*Short problem:*
Please output the records below in full, exactly as given, but without the images.

*Records for the exercise:*
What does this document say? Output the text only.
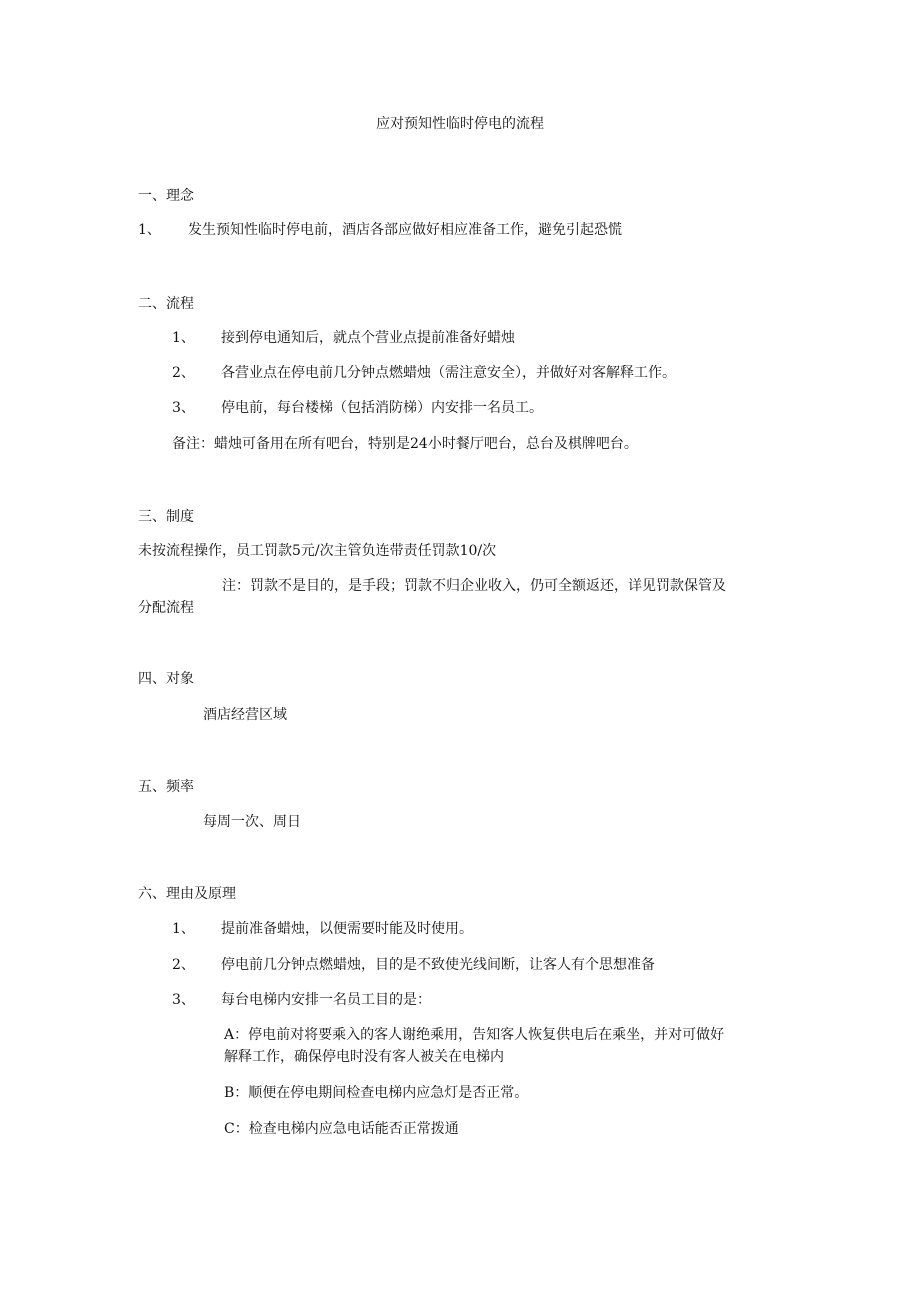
应对预知性临时停电的流程
一、理念
1、 发生预知性临时停电前，酒店各部应做好相应准备工作，避免引起恐慌
二、流程
1、 接到停电通知后，就点个营业点提前准备好蜡烛
2、 各营业点在停电前几分钟点燃蜡烛（需注意安全），并做好对客解释工作。
3、 停电前，每台楼梯（包括消防梯）内安排一名员工。
备注：蜡烛可备用在所有吧台，特别是24小时餐厅吧台，总台及棋牌吧台。
三、制度
未按流程操作，员工罚款5元/次主管负连带责任罚款10/次
注：罚款不是目的，是手段；罚款不归企业收入，仍可全额返还，详见罚款保管及
分配流程
四、对象
酒店经营区域
五、频率
每周一次、周日
六、理由及原理
1、 提前准备蜡烛，以便需要时能及时使用。
2、 停电前几分钟点燃蜡烛，目的是不致使光线间断，让客人有个思想准备
3、 每台电梯内安排一名员工目的是：
A：停电前对将要乘入的客人谢绝乘用，告知客人恢复供电后在乘坐，并对可做好
解释工作，确保停电时没有客人被关在电梯内
B：顺便在停电期间检查电梯内应急灯是否正常。
C：检查电梯内应急电话能否正常拨通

*Solution:*
What does this document say? Output the text only.
应对预知性临时停电的流程
一、理念
1、 发生预知性临时停电前，酒店各部应做好相应准备工作，避免引起恐慌
二、流程
1、 接到停电通知后，就点个营业点提前准备好蜡烛
2、 各营业点在停电前几分钟点燃蜡烛（需注意安全），并做好对客解释工作。
3、 停电前，每台楼梯（包括消防梯）内安排一名员工。
备注：蜡烛可备用在所有吧台，特别是24小时餐厅吧台，总台及棋牌吧台。
三、制度
未按流程操作，员工罚款5元/次主管负连带责任罚款10/次
注：罚款不是目的，是手段；罚款不归企业收入，仍可全额返还，详见罚款保管及
分配流程
四、对象
酒店经营区域
五、频率
每周一次、周日
六、理由及原理
1、 提前准备蜡烛，以便需要时能及时使用。
2、 停电前几分钟点燃蜡烛，目的是不致使光线间断，让客人有个思想准备
3、 每台电梯内安排一名员工目的是：
A：停电前对将要乘入的客人谢绝乘用，告知客人恢复供电后在乘坐，并对可做好
解释工作，确保停电时没有客人被关在电梯内
B：顺便在停电期间检查电梯内应急灯是否正常。
C：检查电梯内应急电话能否正常拨通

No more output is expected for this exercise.